Each line that follows should be printed again exactly as it stands.

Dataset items
:::

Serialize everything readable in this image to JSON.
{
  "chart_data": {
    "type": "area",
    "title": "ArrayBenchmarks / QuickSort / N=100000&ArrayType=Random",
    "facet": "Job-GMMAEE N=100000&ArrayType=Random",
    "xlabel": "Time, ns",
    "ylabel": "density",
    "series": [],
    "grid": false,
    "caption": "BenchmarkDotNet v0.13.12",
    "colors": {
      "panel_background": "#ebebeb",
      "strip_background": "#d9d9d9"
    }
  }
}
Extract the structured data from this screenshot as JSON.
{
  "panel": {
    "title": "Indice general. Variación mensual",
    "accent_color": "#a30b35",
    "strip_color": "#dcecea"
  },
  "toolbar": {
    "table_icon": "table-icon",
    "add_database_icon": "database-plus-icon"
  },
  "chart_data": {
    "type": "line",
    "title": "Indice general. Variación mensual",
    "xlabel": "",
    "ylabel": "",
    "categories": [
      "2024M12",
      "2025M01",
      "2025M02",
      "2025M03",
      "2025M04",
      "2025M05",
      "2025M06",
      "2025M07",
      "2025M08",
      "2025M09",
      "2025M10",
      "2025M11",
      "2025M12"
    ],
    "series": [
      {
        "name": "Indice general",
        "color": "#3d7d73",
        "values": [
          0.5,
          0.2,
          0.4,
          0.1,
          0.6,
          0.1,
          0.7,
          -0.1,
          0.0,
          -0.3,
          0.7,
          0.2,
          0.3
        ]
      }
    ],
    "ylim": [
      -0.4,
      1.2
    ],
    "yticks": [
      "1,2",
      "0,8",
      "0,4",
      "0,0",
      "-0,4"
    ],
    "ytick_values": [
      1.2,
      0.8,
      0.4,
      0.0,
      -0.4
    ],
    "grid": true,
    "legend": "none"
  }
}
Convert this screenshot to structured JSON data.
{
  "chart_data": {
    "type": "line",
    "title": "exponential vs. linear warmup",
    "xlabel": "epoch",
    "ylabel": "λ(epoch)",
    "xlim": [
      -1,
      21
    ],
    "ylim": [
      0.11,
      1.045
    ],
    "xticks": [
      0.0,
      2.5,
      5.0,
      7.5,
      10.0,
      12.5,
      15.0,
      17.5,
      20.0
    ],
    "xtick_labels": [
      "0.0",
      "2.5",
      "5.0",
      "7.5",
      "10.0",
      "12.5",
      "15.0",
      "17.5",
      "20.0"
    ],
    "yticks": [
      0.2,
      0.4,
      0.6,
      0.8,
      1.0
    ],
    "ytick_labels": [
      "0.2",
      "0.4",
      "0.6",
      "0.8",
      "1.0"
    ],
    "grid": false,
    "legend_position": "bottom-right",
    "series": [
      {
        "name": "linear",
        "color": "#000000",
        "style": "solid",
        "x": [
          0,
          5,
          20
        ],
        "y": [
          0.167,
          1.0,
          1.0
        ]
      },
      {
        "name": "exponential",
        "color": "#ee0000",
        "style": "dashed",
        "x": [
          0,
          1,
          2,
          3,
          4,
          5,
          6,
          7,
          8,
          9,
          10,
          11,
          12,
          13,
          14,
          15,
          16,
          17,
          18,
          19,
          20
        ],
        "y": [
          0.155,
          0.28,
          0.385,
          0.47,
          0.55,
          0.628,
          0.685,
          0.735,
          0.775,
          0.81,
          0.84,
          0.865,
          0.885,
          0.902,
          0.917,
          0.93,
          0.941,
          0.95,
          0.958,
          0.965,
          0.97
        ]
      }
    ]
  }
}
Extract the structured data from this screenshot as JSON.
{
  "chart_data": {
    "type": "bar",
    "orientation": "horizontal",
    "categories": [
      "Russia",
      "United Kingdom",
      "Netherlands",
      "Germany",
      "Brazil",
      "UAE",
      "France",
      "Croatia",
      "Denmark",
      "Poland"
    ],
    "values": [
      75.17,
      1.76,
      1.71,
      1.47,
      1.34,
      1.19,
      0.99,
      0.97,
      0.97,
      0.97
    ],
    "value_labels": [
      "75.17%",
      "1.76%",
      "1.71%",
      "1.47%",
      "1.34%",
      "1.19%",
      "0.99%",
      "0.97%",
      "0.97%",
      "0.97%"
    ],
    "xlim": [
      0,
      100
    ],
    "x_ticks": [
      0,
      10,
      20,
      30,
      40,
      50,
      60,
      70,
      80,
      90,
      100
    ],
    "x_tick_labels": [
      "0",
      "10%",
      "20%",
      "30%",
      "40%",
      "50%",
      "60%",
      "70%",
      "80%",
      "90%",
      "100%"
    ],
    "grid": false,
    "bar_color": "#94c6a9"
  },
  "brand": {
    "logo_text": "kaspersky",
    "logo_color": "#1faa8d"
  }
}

:::

SOLUTION FOR THIS EXERCISE
Serialize everything readable in this image to JSON.
{
  "chart_data": {
    "type": "area",
    "title": "ArrayBenchmarks / QuickSort / N=100000&ArrayType=Random",
    "facet": "Job-GMMAEE N=100000&ArrayType=Random",
    "xlabel": "Time, ns",
    "ylabel": "density",
    "series": [],
    "grid": false,
    "caption": "BenchmarkDotNet v0.13.12",
    "colors": {
      "panel_background": "#ebebeb",
      "strip_background": "#d9d9d9"
    }
  }
}
Extract the structured data from this screenshot as JSON.
{
  "panel": {
    "title": "Indice general. Variación mensual",
    "accent_color": "#a30b35",
    "strip_color": "#dcecea"
  },
  "toolbar": {
    "table_icon": "table-icon",
    "add_database_icon": "database-plus-icon"
  },
  "chart_data": {
    "type": "line",
    "title": "Indice general. Variación mensual",
    "xlabel": "",
    "ylabel": "",
    "categories": [
      "2024M12",
      "2025M01",
      "2025M02",
      "2025M03",
      "2025M04",
      "2025M05",
      "2025M06",
      "2025M07",
      "2025M08",
      "2025M09",
      "2025M10",
      "2025M11",
      "2025M12"
    ],
    "series": [
      {
        "name": "Indice general",
        "color": "#3d7d73",
        "values": [
          0.5,
          0.2,
          0.4,
          0.1,
          0.6,
          0.1,
          0.7,
          -0.1,
          0.0,
          -0.3,
          0.7,
          0.2,
          0.3
        ]
      }
    ],
    "ylim": [
      -0.4,
      1.2
    ],
    "yticks": [
      "1,2",
      "0,8",
      "0,4",
      "0,0",
      "-0,4"
    ],
    "ytick_values": [
      1.2,
      0.8,
      0.4,
      0.0,
      -0.4
    ],
    "grid": true,
    "legend": "none"
  }
}
Convert this screenshot to structured JSON data.
{
  "chart_data": {
    "type": "line",
    "title": "exponential vs. linear warmup",
    "xlabel": "epoch",
    "ylabel": "λ(epoch)",
    "xlim": [
      -1,
      21
    ],
    "ylim": [
      0.11,
      1.045
    ],
    "xticks": [
      0.0,
      2.5,
      5.0,
      7.5,
      10.0,
      12.5,
      15.0,
      17.5,
      20.0
    ],
    "xtick_labels": [
      "0.0",
      "2.5",
      "5.0",
      "7.5",
      "10.0",
      "12.5",
      "15.0",
      "17.5",
      "20.0"
    ],
    "yticks": [
      0.2,
      0.4,
      0.6,
      0.8,
      1.0
    ],
    "ytick_labels": [
      "0.2",
      "0.4",
      "0.6",
      "0.8",
      "1.0"
    ],
    "grid": false,
    "legend_position": "bottom-right",
    "series": [
      {
        "name": "linear",
        "color": "#000000",
        "style": "solid",
        "x": [
          0,
          5,
          20
        ],
        "y": [
          0.167,
          1.0,
          1.0
        ]
      },
      {
        "name": "exponential",
        "color": "#ee0000",
        "style": "dashed",
        "x": [
          0,
          1,
          2,
          3,
          4,
          5,
          6,
          7,
          8,
          9,
          10,
          11,
          12,
          13,
          14,
          15,
          16,
          17,
          18,
          19,
          20
        ],
        "y": [
          0.155,
          0.28,
          0.385,
          0.47,
          0.55,
          0.628,
          0.685,
          0.735,
          0.775,
          0.81,
          0.84,
          0.865,
          0.885,
          0.902,
          0.917,
          0.93,
          0.941,
          0.95,
          0.958,
          0.965,
          0.97
        ]
      }
    ]
  }
}
Extract the structured data from this screenshot as JSON.
{
  "chart_data": {
    "type": "bar",
    "orientation": "horizontal",
    "categories": [
      "Russia",
      "United Kingdom",
      "Netherlands",
      "Germany",
      "Brazil",
      "UAE",
      "France",
      "Croatia",
      "Denmark",
      "Poland"
    ],
    "values": [
      75.17,
      1.76,
      1.71,
      1.47,
      1.34,
      1.19,
      0.99,
      0.97,
      0.97,
      0.97
    ],
    "value_labels": [
      "75.17%",
      "1.76%",
      "1.71%",
      "1.47%",
      "1.34%",
      "1.19%",
      "0.99%",
      "0.97%",
      "0.97%",
      "0.97%"
    ],
    "xlim": [
      0,
      100
    ],
    "x_ticks": [
      0,
      10,
      20,
      30,
      40,
      50,
      60,
      70,
      80,
      90,
      100
    ],
    "x_tick_labels": [
      "0",
      "10%",
      "20%",
      "30%",
      "40%",
      "50%",
      "60%",
      "70%",
      "80%",
      "90%",
      "100%"
    ],
    "grid": false,
    "bar_color": "#94c6a9"
  },
  "brand": {
    "logo_text": "kaspersky",
    "logo_color": "#1faa8d"
  }
}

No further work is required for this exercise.